WHAT THE TASK REQUIRES: Write out all the lines again, precisely as they stand, but without the images.

:: EXTRACTED MATERIAL ::

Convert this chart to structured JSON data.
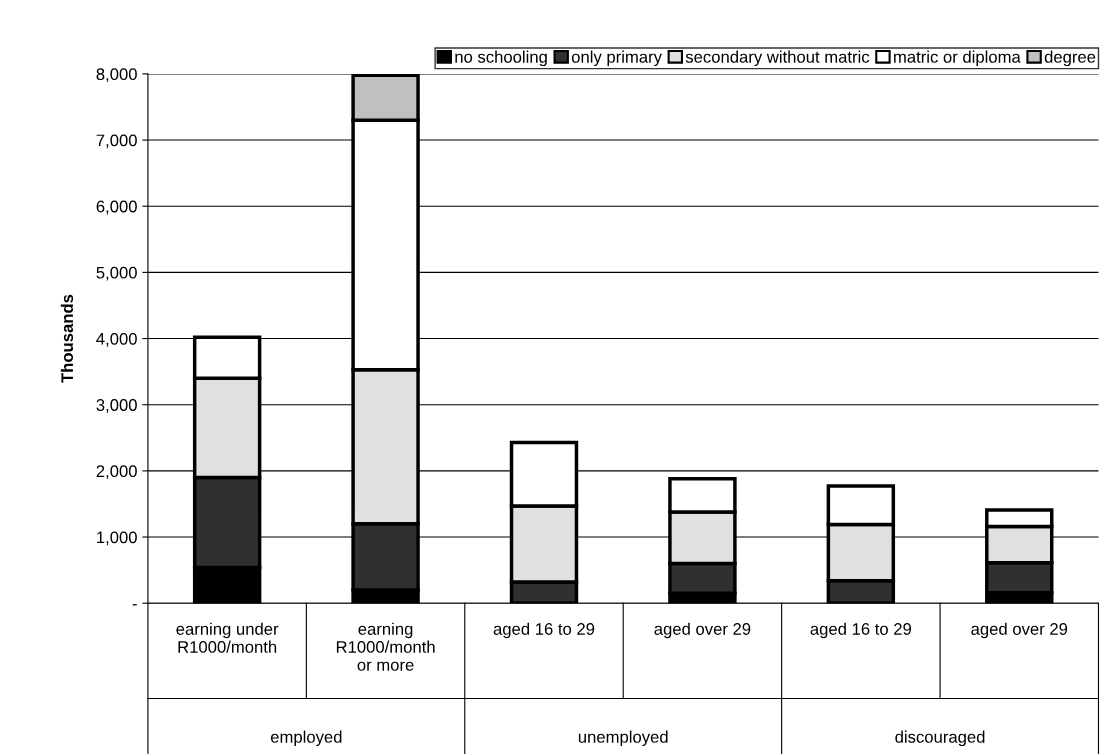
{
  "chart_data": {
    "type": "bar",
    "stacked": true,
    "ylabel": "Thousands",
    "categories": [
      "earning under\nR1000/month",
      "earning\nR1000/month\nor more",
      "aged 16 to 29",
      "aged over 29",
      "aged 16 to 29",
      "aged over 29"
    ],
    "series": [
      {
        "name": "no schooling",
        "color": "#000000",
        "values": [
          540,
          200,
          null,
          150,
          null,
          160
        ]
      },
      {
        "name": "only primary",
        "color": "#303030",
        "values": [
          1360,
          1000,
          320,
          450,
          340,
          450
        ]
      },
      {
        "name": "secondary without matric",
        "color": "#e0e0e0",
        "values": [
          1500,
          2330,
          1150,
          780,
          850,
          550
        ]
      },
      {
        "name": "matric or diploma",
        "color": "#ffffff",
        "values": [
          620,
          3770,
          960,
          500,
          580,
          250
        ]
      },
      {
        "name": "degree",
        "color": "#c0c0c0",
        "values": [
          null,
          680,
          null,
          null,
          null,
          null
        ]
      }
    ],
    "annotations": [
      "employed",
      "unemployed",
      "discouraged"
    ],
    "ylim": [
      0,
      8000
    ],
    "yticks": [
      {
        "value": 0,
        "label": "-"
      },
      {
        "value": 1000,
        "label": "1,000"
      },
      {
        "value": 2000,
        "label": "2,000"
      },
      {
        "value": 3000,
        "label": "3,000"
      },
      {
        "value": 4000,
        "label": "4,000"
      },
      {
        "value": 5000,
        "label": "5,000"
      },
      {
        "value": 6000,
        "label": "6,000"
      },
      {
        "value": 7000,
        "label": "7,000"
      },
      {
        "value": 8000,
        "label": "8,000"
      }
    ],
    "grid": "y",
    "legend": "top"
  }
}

:::

SOLUTION TO THIS EXERCISE:
Convert this chart to structured JSON data.
{
  "chart_data": {
    "type": "bar",
    "stacked": true,
    "ylabel": "Thousands",
    "categories": [
      "earning under\nR1000/month",
      "earning\nR1000/month\nor more",
      "aged 16 to 29",
      "aged over 29",
      "aged 16 to 29",
      "aged over 29"
    ],
    "series": [
      {
        "name": "no schooling",
        "color": "#000000",
        "values": [
          540,
          200,
          null,
          150,
          null,
          160
        ]
      },
      {
        "name": "only primary",
        "color": "#303030",
        "values": [
          1360,
          1000,
          320,
          450,
          340,
          450
        ]
      },
      {
        "name": "secondary without matric",
        "color": "#e0e0e0",
        "values": [
          1500,
          2330,
          1150,
          780,
          850,
          550
        ]
      },
      {
        "name": "matric or diploma",
        "color": "#ffffff",
        "values": [
          620,
          3770,
          960,
          500,
          580,
          250
        ]
      },
      {
        "name": "degree",
        "color": "#c0c0c0",
        "values": [
          null,
          680,
          null,
          null,
          null,
          null
        ]
      }
    ],
    "annotations": [
      "employed",
      "unemployed",
      "discouraged"
    ],
    "ylim": [
      0,
      8000
    ],
    "yticks": [
      {
        "value": 0,
        "label": "-"
      },
      {
        "value": 1000,
        "label": "1,000"
      },
      {
        "value": 2000,
        "label": "2,000"
      },
      {
        "value": 3000,
        "label": "3,000"
      },
      {
        "value": 4000,
        "label": "4,000"
      },
      {
        "value": 5000,
        "label": "5,000"
      },
      {
        "value": 6000,
        "label": "6,000"
      },
      {
        "value": 7000,
        "label": "7,000"
      },
      {
        "value": 8000,
        "label": "8,000"
      }
    ],
    "grid": "y",
    "legend": "top"
  }
}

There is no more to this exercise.